Set exercise:
For the records that follow, return only the count of lines containing the string "right".

Given information:
────────────────

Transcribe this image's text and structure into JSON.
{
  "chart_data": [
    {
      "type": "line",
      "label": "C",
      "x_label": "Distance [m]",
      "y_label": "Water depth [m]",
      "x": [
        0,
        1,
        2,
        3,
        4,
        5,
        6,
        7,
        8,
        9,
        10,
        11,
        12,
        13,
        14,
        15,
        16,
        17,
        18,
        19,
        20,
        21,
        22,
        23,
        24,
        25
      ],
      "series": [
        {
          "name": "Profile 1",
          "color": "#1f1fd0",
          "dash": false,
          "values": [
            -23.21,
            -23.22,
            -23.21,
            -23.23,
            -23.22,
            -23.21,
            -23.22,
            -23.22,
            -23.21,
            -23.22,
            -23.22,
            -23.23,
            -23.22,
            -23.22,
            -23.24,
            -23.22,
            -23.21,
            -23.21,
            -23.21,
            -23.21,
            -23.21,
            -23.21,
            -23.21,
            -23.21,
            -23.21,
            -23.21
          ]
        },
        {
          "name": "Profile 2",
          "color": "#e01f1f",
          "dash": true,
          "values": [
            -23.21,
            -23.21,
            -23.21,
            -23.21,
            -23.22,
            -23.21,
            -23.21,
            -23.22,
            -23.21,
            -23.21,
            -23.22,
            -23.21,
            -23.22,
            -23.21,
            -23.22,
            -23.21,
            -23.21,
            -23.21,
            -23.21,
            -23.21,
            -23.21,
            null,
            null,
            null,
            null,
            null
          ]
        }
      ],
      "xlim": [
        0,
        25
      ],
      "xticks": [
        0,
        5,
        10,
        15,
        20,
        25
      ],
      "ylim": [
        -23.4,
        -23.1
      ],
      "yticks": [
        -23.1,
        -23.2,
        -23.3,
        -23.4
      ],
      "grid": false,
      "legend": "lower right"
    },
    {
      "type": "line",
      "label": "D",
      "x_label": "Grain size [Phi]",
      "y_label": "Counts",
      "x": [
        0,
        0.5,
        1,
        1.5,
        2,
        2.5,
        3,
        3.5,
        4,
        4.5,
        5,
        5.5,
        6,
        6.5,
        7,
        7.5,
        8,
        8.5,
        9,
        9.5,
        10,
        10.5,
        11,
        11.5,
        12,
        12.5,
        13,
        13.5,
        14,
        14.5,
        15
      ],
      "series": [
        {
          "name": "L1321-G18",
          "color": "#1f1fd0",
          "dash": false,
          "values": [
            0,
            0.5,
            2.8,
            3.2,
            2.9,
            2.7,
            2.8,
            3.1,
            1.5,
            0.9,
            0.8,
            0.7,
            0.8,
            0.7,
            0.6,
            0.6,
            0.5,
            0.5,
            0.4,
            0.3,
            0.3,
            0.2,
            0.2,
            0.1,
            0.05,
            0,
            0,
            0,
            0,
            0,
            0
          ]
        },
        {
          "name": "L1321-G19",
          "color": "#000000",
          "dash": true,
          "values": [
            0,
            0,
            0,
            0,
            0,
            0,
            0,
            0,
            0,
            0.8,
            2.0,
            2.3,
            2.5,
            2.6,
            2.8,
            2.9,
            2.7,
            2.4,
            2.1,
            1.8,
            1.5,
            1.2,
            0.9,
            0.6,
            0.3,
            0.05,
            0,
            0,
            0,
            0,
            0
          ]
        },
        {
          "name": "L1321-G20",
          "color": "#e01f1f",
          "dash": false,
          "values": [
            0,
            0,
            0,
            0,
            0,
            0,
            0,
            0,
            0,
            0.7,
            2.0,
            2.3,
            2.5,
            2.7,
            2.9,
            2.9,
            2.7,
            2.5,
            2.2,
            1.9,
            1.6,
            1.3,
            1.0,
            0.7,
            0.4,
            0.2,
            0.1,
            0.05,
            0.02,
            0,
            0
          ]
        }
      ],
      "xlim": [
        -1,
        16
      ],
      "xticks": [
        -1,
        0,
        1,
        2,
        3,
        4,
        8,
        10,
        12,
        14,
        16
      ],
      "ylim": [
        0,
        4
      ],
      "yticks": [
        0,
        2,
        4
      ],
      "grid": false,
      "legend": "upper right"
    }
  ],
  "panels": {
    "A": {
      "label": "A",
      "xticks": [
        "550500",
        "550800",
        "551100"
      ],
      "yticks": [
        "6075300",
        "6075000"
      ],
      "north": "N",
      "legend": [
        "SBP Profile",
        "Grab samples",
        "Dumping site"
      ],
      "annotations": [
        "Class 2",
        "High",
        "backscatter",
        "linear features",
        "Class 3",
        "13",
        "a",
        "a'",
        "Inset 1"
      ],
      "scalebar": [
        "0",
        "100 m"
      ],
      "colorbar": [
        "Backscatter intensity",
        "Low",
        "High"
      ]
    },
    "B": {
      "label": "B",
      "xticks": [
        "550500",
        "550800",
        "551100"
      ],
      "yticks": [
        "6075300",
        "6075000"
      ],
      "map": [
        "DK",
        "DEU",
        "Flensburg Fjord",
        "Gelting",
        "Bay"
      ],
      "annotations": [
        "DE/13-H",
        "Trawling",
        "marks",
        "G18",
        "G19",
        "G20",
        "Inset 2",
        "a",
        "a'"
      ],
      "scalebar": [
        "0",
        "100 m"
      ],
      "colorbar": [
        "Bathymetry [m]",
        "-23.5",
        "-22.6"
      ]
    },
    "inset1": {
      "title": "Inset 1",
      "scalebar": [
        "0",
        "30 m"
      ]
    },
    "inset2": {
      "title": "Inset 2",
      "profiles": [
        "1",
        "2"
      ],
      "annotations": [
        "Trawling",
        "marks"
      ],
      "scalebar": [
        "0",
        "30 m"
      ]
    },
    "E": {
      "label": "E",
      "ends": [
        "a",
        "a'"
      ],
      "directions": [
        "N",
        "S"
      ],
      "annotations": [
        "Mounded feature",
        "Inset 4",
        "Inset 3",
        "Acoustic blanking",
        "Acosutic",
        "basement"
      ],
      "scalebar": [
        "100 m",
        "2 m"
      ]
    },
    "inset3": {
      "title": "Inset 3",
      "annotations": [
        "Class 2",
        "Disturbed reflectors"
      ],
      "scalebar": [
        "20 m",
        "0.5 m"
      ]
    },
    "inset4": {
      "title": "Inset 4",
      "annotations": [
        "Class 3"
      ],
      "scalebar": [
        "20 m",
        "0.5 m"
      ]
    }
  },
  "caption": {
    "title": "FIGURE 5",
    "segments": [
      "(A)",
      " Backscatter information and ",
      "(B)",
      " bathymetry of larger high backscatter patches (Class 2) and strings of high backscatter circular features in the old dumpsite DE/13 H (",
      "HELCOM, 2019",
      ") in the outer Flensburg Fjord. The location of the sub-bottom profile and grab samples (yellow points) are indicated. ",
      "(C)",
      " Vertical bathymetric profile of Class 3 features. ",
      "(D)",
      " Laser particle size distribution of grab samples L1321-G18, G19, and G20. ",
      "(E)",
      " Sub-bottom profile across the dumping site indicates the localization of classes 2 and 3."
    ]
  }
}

────────────────

Response for this exercise:
2